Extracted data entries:
>> BEGIN
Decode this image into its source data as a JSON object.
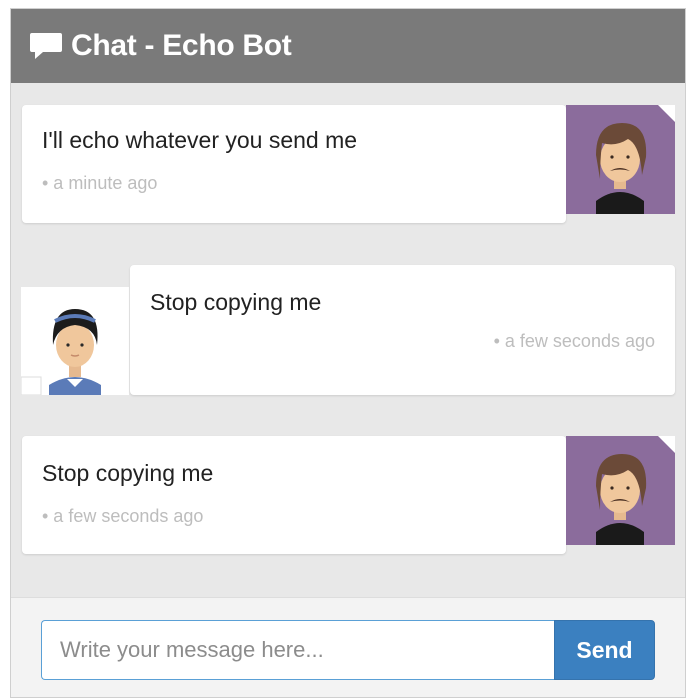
{
  "header": {
    "title": "Chat - Echo Bot",
    "icon": "speech-bubble-icon"
  },
  "messages": [
    {
      "sender": "bot",
      "text": "I'll echo whatever you send me",
      "time": "• a minute ago"
    },
    {
      "sender": "user",
      "text": "Stop copying me",
      "time": "• a few seconds ago"
    },
    {
      "sender": "bot",
      "text": "Stop copying me",
      "time": "• a few seconds ago"
    }
  ],
  "composer": {
    "placeholder": "Write your message here...",
    "value": "",
    "send_label": "Send"
  },
  "colors": {
    "header_bg": "#7a7a7a",
    "chat_bg": "#e8e8e8",
    "bot_avatar_bg": "#8b6c9c",
    "send_button": "#3b80c0",
    "input_border": "#5aa0d6",
    "timestamp": "#bdbdbd"
  }
}
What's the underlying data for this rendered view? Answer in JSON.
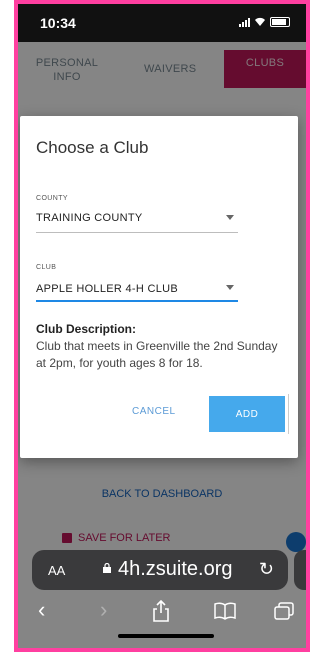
{
  "status": {
    "time": "10:34"
  },
  "tabs": {
    "personal": "PERSONAL INFO",
    "waivers": "WAIVERS",
    "clubs": "CLUBS"
  },
  "background": {
    "back_label": "BACK TO DASHBOARD",
    "save_label": "SAVE FOR LATER"
  },
  "dialog": {
    "title": "Choose a Club",
    "county": {
      "label": "COUNTY",
      "value": "TRAINING COUNTY"
    },
    "club": {
      "label": "CLUB",
      "value": "APPLE HOLLER 4-H CLUB"
    },
    "description_heading": "Club Description:",
    "description_text": "Club that meets in Greenville the 2nd Sunday at 2pm, for youth ages 8 for 18.",
    "cancel_label": "CANCEL",
    "add_label": "ADD"
  },
  "browser": {
    "text_size_label": "AA",
    "url": "4h.zsuite.org"
  },
  "colors": {
    "accent_pink": "#c2185b",
    "button_blue": "#45a9ec",
    "frame": "#ff3fa0"
  },
  "icons": [
    "lock-icon",
    "reload-icon",
    "back-icon",
    "forward-icon",
    "share-icon",
    "bookmarks-icon",
    "tabs-icon"
  ]
}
>> END
| Given request |
Quote the entries in full. Any image among them is to be omitted from the copy.

| Solution to the problem |
Decode this image into its source data as a JSON object.
{
  "header": {
    "title": "Chat - Echo Bot",
    "icon": "speech-bubble-icon"
  },
  "messages": [
    {
      "sender": "bot",
      "text": "I'll echo whatever you send me",
      "time": "• a minute ago"
    },
    {
      "sender": "user",
      "text": "Stop copying me",
      "time": "• a few seconds ago"
    },
    {
      "sender": "bot",
      "text": "Stop copying me",
      "time": "• a few seconds ago"
    }
  ],
  "composer": {
    "placeholder": "Write your message here...",
    "value": "",
    "send_label": "Send"
  },
  "colors": {
    "header_bg": "#7a7a7a",
    "chat_bg": "#e8e8e8",
    "bot_avatar_bg": "#8b6c9c",
    "send_button": "#3b80c0",
    "input_border": "#5aa0d6",
    "timestamp": "#bdbdbd"
  }
}
What's the underlying data for this rendered view? Answer in JSON.
{
  "status": {
    "time": "10:34"
  },
  "tabs": {
    "personal": "PERSONAL INFO",
    "waivers": "WAIVERS",
    "clubs": "CLUBS"
  },
  "background": {
    "back_label": "BACK TO DASHBOARD",
    "save_label": "SAVE FOR LATER"
  },
  "dialog": {
    "title": "Choose a Club",
    "county": {
      "label": "COUNTY",
      "value": "TRAINING COUNTY"
    },
    "club": {
      "label": "CLUB",
      "value": "APPLE HOLLER 4-H CLUB"
    },
    "description_heading": "Club Description:",
    "description_text": "Club that meets in Greenville the 2nd Sunday at 2pm, for youth ages 8 for 18.",
    "cancel_label": "CANCEL",
    "add_label": "ADD"
  },
  "browser": {
    "text_size_label": "AA",
    "url": "4h.zsuite.org"
  },
  "colors": {
    "accent_pink": "#c2185b",
    "button_blue": "#45a9ec",
    "frame": "#ff3fa0"
  },
  "icons": [
    "lock-icon",
    "reload-icon",
    "back-icon",
    "forward-icon",
    "share-icon",
    "bookmarks-icon",
    "tabs-icon"
  ]
}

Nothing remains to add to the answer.